_Given instruction_
Filter out everything except lines holding "this".

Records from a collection
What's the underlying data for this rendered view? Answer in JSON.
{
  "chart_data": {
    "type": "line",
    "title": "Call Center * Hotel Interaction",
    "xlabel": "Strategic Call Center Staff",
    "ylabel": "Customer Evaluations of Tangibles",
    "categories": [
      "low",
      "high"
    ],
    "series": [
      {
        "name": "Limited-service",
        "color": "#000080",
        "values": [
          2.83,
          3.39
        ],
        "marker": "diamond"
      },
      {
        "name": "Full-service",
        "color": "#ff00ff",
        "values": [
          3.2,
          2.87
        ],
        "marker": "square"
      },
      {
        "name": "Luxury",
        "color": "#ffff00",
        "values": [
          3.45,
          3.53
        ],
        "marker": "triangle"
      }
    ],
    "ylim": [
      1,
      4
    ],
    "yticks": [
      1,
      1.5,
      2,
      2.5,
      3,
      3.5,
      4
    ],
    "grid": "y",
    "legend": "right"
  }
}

==

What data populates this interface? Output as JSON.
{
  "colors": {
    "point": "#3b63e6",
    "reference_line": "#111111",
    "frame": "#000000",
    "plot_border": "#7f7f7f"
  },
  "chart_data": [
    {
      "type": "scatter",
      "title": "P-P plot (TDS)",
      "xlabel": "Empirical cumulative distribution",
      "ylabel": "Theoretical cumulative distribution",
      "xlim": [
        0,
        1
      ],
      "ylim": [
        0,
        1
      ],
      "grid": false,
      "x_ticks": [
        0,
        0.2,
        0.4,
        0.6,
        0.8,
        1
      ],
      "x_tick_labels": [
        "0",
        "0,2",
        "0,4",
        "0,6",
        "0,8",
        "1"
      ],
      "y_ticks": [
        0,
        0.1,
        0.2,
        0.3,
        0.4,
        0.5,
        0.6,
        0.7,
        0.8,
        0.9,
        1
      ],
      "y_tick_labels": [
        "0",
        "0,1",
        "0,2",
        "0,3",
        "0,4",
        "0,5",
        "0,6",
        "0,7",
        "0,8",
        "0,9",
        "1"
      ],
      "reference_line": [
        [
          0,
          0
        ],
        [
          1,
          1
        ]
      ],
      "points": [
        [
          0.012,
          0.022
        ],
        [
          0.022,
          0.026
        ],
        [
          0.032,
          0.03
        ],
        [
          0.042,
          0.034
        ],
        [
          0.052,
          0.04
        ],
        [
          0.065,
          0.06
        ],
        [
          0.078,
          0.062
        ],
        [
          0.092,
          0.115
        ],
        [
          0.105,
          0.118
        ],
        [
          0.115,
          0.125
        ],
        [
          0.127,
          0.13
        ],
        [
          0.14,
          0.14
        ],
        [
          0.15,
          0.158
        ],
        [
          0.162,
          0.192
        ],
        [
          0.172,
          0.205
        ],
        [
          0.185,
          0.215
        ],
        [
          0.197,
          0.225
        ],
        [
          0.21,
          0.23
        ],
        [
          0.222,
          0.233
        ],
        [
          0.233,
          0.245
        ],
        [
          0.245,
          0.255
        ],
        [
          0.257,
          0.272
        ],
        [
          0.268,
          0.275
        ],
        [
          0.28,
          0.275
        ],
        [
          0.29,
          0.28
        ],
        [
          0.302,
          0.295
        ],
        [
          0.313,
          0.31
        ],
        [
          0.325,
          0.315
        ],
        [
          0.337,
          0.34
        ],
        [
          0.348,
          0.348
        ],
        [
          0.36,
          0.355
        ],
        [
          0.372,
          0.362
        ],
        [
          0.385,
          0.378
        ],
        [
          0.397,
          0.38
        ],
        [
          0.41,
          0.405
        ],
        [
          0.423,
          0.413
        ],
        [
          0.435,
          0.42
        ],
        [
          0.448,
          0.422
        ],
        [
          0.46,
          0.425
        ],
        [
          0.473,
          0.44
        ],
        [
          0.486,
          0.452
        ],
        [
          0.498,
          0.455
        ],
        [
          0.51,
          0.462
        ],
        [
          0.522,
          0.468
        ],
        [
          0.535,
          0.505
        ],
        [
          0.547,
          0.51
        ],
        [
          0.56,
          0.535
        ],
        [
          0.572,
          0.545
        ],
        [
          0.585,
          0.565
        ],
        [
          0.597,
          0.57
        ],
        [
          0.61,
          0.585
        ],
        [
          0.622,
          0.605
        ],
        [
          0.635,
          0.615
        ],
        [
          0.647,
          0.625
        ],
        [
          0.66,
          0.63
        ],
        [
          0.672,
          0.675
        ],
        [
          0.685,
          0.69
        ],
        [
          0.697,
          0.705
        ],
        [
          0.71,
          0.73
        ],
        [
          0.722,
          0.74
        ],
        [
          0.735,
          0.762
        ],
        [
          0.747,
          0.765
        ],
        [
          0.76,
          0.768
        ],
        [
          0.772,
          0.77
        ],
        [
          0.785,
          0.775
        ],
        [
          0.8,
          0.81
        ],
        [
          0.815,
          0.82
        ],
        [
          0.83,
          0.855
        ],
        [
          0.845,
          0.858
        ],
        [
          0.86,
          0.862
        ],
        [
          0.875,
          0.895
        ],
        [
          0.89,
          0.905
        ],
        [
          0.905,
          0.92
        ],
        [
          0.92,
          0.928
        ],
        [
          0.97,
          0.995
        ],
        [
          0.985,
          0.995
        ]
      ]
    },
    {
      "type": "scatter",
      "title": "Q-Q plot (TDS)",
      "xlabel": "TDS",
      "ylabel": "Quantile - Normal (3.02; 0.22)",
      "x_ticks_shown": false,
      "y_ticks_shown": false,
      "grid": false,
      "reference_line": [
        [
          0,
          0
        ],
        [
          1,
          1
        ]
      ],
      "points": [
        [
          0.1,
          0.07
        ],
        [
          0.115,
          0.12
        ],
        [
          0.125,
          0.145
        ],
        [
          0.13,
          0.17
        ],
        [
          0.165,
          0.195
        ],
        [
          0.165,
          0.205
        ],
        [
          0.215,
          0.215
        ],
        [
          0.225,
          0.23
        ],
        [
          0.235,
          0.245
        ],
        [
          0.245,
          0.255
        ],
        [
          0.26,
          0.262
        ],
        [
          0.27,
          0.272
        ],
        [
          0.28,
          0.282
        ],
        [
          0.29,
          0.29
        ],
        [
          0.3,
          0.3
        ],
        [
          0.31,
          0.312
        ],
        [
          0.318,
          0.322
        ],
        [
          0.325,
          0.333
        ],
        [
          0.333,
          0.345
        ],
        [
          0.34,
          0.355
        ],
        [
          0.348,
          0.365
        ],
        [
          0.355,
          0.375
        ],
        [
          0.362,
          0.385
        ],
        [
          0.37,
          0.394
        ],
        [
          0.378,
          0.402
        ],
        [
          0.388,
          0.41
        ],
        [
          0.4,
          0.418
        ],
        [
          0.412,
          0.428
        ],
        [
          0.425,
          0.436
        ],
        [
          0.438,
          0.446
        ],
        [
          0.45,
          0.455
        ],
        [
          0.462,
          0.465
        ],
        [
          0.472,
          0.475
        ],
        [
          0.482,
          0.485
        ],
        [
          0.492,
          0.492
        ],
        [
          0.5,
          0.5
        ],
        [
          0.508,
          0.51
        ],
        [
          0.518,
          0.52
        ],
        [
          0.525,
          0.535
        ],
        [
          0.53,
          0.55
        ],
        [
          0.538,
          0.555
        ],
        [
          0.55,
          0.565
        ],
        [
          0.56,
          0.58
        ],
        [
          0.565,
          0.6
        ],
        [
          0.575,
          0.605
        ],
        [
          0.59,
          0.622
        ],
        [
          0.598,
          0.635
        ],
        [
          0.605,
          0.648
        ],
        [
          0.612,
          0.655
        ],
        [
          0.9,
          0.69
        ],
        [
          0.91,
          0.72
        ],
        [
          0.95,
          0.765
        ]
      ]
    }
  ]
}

_Answer for the task_
What's the underlying data for this rendered view? Answer in JSON.
What data populates this interface? Output as JSON.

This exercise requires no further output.